╔══
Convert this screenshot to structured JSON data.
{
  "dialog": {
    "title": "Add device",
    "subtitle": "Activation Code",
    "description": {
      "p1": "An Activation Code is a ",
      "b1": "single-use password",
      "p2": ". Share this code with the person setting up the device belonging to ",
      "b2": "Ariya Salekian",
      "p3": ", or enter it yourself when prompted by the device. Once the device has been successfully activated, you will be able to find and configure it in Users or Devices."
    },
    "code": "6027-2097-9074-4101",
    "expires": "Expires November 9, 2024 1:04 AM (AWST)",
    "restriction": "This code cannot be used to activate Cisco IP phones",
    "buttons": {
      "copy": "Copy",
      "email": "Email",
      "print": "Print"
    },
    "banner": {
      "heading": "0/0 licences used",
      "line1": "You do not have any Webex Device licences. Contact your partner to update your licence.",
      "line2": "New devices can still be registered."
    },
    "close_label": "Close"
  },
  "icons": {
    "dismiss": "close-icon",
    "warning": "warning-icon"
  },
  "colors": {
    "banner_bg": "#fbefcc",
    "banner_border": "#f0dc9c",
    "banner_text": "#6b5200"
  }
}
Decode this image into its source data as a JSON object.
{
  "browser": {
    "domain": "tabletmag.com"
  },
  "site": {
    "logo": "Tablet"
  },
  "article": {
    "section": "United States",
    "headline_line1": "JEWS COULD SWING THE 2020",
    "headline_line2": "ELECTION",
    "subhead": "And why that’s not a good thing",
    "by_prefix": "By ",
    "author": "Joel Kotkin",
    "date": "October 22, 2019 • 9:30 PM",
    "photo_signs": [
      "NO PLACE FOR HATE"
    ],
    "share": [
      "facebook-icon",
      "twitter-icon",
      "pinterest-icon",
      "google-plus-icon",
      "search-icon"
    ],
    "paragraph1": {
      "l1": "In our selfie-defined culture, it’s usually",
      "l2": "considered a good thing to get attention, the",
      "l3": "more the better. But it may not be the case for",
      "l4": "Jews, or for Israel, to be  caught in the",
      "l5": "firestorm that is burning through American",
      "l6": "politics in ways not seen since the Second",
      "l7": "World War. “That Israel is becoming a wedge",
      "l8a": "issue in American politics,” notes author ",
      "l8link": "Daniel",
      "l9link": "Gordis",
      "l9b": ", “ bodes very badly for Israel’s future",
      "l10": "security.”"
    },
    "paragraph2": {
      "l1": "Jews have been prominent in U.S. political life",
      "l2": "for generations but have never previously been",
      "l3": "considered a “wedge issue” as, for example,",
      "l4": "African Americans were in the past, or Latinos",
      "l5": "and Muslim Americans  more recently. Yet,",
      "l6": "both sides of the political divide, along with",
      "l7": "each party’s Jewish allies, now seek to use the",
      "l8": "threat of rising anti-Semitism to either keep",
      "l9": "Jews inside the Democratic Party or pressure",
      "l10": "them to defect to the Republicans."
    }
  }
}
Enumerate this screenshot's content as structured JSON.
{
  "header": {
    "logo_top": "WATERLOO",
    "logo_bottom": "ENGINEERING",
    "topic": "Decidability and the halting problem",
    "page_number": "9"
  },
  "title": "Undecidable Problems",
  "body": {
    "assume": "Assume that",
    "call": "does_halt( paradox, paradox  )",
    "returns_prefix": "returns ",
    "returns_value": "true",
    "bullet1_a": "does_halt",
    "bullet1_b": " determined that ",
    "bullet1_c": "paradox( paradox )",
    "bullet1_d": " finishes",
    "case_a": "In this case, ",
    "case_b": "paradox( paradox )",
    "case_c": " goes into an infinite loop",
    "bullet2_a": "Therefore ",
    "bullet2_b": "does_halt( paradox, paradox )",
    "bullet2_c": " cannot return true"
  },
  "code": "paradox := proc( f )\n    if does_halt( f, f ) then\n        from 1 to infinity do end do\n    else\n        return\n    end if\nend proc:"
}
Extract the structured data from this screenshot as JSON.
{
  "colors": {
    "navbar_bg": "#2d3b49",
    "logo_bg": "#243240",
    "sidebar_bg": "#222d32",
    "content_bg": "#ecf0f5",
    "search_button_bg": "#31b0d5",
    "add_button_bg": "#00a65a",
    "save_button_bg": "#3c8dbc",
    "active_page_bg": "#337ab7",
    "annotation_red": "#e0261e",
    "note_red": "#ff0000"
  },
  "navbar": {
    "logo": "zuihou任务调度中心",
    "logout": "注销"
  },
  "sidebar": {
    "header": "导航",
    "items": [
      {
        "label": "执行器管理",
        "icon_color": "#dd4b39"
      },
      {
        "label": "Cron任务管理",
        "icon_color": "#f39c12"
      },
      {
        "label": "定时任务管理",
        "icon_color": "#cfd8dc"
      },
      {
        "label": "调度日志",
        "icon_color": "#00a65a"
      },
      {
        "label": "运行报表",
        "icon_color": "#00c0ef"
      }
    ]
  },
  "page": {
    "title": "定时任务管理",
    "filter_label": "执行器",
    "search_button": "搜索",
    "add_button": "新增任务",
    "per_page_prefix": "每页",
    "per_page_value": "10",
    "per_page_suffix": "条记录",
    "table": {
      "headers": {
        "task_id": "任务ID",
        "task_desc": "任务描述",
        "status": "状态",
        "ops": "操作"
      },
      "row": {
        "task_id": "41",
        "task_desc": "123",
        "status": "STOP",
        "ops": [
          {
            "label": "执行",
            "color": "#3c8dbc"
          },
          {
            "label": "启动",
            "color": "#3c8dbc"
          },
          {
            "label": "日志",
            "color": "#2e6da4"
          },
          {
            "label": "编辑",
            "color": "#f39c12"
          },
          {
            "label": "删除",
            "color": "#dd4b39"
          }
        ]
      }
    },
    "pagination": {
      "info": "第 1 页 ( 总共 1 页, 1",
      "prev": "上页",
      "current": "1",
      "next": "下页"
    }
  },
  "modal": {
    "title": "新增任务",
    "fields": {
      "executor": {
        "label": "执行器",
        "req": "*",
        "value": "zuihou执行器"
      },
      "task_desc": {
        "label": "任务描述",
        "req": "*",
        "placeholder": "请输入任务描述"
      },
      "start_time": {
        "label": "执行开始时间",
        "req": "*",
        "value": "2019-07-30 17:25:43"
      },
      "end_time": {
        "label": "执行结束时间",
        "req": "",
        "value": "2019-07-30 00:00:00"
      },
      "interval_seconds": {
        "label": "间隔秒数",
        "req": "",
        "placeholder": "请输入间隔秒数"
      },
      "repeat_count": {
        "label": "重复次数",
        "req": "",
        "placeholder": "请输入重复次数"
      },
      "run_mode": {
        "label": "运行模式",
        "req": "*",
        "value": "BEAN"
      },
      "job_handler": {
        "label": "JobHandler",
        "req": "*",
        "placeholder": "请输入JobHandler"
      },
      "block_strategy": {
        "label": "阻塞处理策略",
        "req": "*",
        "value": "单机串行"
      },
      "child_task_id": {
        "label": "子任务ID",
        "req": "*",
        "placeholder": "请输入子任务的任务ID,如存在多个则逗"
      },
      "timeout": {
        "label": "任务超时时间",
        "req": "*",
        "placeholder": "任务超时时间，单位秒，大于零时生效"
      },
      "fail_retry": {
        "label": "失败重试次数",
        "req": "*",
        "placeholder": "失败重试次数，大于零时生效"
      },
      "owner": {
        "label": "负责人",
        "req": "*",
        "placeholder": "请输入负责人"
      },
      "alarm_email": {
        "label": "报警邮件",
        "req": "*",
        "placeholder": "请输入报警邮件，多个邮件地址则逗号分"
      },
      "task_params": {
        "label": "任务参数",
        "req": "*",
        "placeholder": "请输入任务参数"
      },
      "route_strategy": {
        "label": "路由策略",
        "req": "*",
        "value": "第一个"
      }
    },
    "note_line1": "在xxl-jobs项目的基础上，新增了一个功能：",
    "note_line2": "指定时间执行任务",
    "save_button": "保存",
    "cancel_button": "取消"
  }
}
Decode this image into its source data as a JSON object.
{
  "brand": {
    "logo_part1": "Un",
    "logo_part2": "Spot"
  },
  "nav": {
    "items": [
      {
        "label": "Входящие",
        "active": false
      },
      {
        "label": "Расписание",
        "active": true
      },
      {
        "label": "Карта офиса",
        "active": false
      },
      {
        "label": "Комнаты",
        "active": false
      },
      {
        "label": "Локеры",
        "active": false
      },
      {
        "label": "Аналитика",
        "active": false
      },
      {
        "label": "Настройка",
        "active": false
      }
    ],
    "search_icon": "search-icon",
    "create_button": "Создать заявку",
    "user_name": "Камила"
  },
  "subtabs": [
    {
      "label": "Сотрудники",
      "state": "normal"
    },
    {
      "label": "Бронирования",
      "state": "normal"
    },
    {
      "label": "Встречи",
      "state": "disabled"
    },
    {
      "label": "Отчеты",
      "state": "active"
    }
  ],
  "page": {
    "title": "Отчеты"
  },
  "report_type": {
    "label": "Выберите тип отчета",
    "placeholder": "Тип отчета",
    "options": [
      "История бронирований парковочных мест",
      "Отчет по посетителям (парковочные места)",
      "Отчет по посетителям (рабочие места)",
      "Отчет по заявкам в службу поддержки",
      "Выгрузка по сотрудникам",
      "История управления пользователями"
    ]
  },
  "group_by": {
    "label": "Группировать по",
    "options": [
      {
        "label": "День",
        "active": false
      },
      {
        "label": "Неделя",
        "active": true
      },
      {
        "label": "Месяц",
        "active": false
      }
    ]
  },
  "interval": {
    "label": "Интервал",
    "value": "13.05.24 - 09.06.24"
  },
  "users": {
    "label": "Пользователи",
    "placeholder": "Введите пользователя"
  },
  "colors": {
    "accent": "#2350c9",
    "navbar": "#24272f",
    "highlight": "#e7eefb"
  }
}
╚══
INSTRUCTIONS TO FOLLOW » Select, from the listing, all lines that include the word "JSON".

RESPONSE TO THE EXERCISE »
Convert this screenshot to structured JSON data.
Decode this image into its source data as a JSON object.
Enumerate this screenshot's content as structured JSON.
Extract the structured data from this screenshot as JSON.
Decode this image into its source data as a JSON object.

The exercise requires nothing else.